Material supplied:
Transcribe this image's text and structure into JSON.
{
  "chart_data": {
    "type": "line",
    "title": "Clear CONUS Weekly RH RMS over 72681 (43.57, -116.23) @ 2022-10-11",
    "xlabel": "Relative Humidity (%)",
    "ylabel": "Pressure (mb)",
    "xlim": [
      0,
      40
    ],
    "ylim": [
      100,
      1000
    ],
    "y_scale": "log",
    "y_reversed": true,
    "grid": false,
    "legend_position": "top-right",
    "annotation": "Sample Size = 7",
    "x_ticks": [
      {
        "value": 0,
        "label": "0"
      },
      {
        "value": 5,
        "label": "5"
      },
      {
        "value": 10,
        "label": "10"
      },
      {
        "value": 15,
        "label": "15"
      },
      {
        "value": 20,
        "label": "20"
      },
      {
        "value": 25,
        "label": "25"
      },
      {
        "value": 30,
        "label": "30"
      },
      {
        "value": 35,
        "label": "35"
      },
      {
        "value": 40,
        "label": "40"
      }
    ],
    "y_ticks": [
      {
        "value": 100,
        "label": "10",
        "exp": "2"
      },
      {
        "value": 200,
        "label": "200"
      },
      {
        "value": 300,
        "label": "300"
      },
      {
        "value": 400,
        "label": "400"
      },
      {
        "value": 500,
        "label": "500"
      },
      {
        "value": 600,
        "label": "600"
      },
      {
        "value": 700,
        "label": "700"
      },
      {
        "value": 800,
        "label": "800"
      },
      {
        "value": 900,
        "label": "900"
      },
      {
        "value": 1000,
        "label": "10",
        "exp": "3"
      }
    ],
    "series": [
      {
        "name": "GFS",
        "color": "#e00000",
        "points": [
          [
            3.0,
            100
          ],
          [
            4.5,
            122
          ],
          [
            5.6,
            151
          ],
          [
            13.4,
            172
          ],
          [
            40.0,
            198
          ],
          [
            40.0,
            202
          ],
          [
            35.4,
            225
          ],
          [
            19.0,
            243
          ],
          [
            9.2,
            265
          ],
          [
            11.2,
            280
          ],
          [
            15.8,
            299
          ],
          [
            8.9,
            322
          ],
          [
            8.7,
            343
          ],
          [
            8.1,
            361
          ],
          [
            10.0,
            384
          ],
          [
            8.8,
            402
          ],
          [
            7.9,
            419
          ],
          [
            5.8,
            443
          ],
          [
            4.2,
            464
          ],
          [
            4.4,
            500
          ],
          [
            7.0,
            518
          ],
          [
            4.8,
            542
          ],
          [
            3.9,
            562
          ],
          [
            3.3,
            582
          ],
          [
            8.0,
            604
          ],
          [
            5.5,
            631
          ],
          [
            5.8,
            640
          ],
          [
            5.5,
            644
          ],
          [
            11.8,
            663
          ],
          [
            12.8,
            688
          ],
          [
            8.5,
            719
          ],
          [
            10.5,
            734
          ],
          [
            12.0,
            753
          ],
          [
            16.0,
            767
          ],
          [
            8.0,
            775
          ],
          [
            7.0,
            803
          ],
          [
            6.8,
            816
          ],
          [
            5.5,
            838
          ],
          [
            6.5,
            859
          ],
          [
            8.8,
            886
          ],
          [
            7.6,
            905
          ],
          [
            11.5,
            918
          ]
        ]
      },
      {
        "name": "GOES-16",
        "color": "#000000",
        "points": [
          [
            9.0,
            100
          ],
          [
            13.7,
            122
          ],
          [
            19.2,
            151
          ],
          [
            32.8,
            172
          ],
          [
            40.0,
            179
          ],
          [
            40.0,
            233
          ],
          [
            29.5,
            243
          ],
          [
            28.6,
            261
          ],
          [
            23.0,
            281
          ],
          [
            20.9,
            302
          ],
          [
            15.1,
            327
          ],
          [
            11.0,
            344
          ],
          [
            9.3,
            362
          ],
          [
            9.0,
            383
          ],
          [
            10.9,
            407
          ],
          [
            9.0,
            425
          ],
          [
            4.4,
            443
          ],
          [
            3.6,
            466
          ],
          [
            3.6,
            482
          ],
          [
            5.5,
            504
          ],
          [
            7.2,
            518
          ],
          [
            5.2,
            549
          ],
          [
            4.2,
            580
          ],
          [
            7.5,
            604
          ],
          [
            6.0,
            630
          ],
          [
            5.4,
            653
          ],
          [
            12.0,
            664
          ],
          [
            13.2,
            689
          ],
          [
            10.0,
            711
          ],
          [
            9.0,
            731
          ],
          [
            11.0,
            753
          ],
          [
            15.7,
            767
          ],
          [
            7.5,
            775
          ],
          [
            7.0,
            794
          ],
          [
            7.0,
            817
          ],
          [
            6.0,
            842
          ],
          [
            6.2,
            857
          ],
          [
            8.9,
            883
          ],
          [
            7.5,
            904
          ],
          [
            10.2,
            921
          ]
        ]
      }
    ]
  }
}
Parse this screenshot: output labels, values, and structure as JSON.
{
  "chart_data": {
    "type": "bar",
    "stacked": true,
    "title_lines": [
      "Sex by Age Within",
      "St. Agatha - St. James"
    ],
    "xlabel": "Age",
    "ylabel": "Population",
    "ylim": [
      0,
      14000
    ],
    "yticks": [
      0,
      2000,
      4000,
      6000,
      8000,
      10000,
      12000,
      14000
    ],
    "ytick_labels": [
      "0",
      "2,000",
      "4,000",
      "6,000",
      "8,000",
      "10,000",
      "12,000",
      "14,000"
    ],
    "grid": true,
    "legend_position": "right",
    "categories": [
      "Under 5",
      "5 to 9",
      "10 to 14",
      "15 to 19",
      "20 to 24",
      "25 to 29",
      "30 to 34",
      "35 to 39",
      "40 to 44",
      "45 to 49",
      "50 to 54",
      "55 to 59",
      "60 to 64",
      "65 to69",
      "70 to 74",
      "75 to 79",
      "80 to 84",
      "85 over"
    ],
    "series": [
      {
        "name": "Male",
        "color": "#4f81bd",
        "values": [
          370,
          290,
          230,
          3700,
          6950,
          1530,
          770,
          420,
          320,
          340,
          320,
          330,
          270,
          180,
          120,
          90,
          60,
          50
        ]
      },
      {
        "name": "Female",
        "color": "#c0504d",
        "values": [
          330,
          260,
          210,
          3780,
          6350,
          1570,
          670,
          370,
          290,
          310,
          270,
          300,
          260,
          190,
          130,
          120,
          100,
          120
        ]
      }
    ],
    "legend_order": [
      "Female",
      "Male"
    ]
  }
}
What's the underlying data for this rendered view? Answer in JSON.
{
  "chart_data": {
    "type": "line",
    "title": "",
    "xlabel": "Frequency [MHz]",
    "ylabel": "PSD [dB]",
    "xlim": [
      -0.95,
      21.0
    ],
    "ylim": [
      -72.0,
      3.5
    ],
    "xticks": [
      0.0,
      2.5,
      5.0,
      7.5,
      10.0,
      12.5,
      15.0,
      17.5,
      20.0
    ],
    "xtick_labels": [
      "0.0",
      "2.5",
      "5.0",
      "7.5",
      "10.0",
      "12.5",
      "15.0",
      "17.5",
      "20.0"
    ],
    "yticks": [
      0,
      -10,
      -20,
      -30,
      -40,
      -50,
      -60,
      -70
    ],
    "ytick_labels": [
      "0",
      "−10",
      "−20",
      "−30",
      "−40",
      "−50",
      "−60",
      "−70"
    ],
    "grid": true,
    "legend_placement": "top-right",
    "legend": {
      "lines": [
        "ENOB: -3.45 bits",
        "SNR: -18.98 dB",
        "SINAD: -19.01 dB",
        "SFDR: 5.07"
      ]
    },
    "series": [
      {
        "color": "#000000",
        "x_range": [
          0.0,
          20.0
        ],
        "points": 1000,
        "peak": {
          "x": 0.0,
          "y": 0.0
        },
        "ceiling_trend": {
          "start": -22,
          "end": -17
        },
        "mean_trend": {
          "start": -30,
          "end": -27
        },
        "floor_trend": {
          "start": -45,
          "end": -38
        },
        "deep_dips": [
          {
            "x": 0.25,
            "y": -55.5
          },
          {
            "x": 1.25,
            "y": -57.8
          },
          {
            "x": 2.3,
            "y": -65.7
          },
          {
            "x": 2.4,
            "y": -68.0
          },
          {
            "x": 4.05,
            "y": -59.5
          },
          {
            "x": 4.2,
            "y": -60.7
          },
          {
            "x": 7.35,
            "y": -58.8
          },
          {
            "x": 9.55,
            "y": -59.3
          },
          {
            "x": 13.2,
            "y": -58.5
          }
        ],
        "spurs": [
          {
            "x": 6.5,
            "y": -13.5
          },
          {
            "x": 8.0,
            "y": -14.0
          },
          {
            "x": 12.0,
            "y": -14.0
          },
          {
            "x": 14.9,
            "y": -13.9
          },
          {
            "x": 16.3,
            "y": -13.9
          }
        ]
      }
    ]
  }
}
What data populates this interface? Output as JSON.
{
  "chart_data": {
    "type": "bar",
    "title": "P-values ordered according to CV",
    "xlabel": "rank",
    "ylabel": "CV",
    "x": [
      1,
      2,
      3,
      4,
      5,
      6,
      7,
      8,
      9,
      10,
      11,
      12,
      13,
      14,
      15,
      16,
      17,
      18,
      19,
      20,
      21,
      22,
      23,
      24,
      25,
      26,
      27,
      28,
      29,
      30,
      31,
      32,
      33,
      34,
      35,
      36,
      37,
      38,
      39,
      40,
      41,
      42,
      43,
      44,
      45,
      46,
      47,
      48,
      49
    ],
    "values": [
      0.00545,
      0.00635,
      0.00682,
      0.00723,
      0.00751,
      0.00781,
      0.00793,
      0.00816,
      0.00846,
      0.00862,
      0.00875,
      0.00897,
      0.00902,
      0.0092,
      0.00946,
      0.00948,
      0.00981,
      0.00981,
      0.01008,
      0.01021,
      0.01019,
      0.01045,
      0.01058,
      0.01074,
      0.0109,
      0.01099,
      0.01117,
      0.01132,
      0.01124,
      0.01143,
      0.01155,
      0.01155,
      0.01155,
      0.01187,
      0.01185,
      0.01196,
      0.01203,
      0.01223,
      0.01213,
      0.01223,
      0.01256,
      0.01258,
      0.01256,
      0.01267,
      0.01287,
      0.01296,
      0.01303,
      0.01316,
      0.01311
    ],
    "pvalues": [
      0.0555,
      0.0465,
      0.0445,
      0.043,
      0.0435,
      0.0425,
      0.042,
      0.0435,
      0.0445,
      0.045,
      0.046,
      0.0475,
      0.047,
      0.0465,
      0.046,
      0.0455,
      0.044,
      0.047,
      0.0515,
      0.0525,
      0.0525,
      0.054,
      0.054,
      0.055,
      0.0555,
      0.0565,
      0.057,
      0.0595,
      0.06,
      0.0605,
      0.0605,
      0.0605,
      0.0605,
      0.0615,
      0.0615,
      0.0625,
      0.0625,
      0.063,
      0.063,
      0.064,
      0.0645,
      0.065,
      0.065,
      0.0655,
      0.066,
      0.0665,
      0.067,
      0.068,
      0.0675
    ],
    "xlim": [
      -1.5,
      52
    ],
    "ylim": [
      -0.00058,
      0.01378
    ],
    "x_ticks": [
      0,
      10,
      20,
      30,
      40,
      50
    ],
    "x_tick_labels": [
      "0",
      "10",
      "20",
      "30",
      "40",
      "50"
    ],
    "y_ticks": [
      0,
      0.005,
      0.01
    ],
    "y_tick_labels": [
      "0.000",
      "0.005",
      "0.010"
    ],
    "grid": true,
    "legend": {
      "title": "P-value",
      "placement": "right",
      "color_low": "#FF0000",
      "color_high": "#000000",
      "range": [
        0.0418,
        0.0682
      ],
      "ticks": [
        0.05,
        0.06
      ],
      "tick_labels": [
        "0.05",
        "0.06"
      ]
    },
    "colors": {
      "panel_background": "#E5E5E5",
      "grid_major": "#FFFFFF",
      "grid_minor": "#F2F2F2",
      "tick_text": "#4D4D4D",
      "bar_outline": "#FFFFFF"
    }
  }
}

Exercise details: Collect, from the material above, every line containing the word "JSON".

Exercise response:
Transcribe this image's text and structure into JSON.
Parse this screenshot: output labels, values, and structure as JSON.
What's the underlying data for this rendered view? Answer in JSON.
What data populates this interface? Output as JSON.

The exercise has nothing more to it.